## BEGIN

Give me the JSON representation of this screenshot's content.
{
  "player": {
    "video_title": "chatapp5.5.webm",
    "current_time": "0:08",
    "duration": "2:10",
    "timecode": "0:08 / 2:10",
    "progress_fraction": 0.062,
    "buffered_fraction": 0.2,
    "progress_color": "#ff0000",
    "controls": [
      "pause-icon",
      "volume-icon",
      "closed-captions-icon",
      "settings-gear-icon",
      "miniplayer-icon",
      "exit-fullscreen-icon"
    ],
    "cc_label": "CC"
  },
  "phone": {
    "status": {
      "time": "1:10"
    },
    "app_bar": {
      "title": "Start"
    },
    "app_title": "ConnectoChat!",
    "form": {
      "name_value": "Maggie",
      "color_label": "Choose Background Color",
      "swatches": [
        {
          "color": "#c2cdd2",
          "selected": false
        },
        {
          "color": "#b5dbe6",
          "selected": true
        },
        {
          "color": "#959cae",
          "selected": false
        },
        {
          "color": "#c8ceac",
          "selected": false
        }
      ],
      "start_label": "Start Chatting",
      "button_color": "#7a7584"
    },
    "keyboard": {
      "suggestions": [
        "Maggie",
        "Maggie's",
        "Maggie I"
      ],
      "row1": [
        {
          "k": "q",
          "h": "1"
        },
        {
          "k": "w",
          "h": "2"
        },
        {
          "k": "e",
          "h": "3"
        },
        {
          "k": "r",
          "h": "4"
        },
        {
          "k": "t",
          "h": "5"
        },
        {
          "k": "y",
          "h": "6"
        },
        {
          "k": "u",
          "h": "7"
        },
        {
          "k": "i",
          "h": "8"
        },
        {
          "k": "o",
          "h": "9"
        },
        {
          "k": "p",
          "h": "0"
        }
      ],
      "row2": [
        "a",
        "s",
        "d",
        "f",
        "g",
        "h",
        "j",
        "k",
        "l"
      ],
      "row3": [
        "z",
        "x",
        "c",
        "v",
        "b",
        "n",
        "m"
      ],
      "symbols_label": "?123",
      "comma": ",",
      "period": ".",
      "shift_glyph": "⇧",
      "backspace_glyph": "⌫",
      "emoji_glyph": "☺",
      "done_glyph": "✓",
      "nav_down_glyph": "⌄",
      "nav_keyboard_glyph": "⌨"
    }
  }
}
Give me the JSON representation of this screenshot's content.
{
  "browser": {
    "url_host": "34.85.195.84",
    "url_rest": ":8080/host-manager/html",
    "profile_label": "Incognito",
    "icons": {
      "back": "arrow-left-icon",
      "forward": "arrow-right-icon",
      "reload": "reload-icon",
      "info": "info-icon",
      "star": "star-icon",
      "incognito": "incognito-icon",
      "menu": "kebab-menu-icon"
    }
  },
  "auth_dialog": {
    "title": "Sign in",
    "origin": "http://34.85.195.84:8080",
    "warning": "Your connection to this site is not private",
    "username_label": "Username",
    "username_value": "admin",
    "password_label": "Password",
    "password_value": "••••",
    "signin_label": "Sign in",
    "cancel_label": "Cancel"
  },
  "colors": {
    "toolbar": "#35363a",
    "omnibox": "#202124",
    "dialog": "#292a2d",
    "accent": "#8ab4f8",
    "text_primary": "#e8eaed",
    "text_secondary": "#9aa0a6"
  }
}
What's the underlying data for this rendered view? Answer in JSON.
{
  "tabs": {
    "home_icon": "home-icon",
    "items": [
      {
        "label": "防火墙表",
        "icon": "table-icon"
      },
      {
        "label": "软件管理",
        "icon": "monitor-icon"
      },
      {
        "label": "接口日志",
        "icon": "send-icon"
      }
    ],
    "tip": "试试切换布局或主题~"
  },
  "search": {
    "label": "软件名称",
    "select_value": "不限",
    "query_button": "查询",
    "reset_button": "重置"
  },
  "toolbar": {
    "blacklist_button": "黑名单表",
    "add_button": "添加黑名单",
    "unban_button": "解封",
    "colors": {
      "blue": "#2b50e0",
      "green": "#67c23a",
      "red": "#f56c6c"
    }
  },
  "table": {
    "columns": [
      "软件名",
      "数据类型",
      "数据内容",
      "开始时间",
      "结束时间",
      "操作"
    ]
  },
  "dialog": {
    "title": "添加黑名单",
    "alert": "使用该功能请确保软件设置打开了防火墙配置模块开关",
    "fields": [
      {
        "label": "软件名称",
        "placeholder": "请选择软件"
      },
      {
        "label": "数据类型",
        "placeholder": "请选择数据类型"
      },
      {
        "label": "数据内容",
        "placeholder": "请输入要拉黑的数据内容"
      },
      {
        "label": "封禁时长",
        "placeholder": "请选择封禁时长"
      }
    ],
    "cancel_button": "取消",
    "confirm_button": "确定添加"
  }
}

## END

* _Task brief_
Give again only the lines starting at the one that contains "What's the underlying" and running to the end of the data.

* _Output for this exercise_
What's the underlying data for this rendered view? Answer in JSON.
{
  "tabs": {
    "home_icon": "home-icon",
    "items": [
      {
        "label": "防火墙表",
        "icon": "table-icon"
      },
      {
        "label": "软件管理",
        "icon": "monitor-icon"
      },
      {
        "label": "接口日志",
        "icon": "send-icon"
      }
    ],
    "tip": "试试切换布局或主题~"
  },
  "search": {
    "label": "软件名称",
    "select_value": "不限",
    "query_button": "查询",
    "reset_button": "重置"
  },
  "toolbar": {
    "blacklist_button": "黑名单表",
    "add_button": "添加黑名单",
    "unban_button": "解封",
    "colors": {
      "blue": "#2b50e0",
      "green": "#67c23a",
      "red": "#f56c6c"
    }
  },
  "table": {
    "columns": [
      "软件名",
      "数据类型",
      "数据内容",
      "开始时间",
      "结束时间",
      "操作"
    ]
  },
  "dialog": {
    "title": "添加黑名单",
    "alert": "使用该功能请确保软件设置打开了防火墙配置模块开关",
    "fields": [
      {
        "label": "软件名称",
        "placeholder": "请选择软件"
      },
      {
        "label": "数据类型",
        "placeholder": "请选择数据类型"
      },
      {
        "label": "数据内容",
        "placeholder": "请输入要拉黑的数据内容"
      },
      {
        "label": "封禁时长",
        "placeholder": "请选择封禁时长"
      }
    ],
    "cancel_button": "取消",
    "confirm_button": "确定添加"
  }
}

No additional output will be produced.